# DIRECTIVES
a. In the text on MATLAB integer arithmetic, repeat the part that begins at the words "I think the" and stops after "uint8(200) + uint8(200) - uint8(200)", swapping "C/C++" for "Java".
b. List every function name that appears in the text on MATLAB integer arithmetic.

Aside from multiplcation, what kind of operations are you interested in doing with complex integer variables?

### Answers (3)

James Tursa
on 14 May 2021

Edited: James Tursa
on 14 May 2021

I think the main reason for disallowing integer array arithmetic in MATLAB is because of the ambiguity caused by the max(min( )) behavior of integer arithmetic. Unlike other languages such as C/C++ that typically do modulo arithmetic for overflow situations, MATLAB does extreme value clipping. E.g., take this operation:

uint8(200) + uint8(200)

In C/C++ this will result in mod(200+200,256) = mod(400,256) = 144

In C/C++ you can string together several such operations and get a consistent answer regardless of the order of operations.

But in MATLAB this results in max(200+200,255) = max(400,255) = 255

This results in MATLAB depending on the order of operations. E.g., take this expression:

uint8(200) + uint8(200) - uint8(200)

Group the operations in two different ways:

(uint8(200) + uint8(200)) - uint8(200) = 255 - 200 = 55

uint8(200) + (uint8(200) - uint8(200)) = 200 + 0 = 200

So, depending on the order of operations you get two different answers. This becomes problematic when the operation involves anything other than real scalars because of the operation order ambiguity noted above. Depending on assumptions made for operation order of intermediate expressions when using arrays, you can get a completely different answer. To avoid this ambiguity, MATLAB simply disallows it.

My guess is that you want to treat this operation as a floating point operation, in which case converting the operands to floating point prior to the operation as Jan suggest is the way to go. You can always convert the result back to an integer type after the operation.

# INFORMATION SUPPLIED
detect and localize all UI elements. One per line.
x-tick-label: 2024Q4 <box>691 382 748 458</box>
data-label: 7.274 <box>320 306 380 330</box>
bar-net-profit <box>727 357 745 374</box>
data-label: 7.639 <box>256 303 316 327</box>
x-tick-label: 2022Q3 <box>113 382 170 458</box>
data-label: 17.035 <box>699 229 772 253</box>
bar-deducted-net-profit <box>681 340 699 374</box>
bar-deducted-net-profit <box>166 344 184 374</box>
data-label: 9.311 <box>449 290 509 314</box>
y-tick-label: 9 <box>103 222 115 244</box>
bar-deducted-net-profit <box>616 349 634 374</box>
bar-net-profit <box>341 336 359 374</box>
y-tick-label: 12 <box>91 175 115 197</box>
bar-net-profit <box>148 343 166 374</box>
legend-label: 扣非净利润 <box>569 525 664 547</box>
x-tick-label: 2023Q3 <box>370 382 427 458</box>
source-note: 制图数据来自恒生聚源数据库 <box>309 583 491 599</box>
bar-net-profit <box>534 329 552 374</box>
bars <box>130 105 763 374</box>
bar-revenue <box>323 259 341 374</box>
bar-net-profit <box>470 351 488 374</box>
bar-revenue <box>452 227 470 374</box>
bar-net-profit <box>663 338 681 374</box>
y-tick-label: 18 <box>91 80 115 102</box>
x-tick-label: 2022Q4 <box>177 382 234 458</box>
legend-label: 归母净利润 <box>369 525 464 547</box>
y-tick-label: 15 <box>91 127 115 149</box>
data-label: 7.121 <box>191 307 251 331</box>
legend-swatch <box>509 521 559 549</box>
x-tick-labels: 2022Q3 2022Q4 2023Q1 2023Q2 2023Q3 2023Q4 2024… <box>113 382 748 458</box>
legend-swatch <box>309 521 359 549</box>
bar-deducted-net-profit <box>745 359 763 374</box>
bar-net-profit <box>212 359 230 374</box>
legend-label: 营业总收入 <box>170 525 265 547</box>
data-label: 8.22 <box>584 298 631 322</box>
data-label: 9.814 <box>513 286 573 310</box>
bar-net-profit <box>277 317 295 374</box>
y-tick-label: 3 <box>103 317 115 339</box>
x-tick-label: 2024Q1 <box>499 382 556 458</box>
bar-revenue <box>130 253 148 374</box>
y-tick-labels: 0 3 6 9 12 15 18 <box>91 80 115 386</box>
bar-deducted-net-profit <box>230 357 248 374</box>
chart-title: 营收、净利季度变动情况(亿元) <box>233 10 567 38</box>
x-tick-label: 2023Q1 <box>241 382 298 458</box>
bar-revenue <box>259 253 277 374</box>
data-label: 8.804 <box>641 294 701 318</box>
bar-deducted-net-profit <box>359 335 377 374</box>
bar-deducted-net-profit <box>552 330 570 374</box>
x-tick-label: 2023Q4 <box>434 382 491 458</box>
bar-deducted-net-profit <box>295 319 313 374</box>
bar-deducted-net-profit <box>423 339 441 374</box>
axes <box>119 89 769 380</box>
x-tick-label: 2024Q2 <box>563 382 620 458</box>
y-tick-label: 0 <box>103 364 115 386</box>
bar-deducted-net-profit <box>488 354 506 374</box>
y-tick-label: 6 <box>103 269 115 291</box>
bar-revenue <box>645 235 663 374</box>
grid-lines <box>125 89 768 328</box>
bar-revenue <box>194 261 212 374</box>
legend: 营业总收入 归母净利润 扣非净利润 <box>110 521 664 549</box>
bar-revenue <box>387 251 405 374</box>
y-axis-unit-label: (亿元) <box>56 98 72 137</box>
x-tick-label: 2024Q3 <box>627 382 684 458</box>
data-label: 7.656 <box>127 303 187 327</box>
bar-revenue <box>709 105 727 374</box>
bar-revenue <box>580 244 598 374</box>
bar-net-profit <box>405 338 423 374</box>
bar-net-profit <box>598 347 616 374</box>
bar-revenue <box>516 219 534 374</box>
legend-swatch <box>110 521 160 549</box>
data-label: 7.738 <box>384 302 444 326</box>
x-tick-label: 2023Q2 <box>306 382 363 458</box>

# EXPECTED RESULTS
a.
I think the main reason for disallowing integer array arithmetic in MATLAB is because of the ambiguity caused by the max(min( )) behavior of integer arithmetic. Unlike other languages such as Java that typically do modulo arithmetic for overflow situations, MATLAB does extreme value clipping. E.g., take this operation:

uint8(200) + uint8(200)

In Java this will result in mod(200+200,256) = mod(400,256) = 144

In Java you can string together several such operations and get a consistent answer regardless of the order of operations.

But in MATLAB this results in max(200+200,255) = max(400,255) = 255

This results in MATLAB depending on the order of operations. E.g., take this expression:

uint8(200) + uint8(200) - uint8(200)

b. max, min, mod, uint8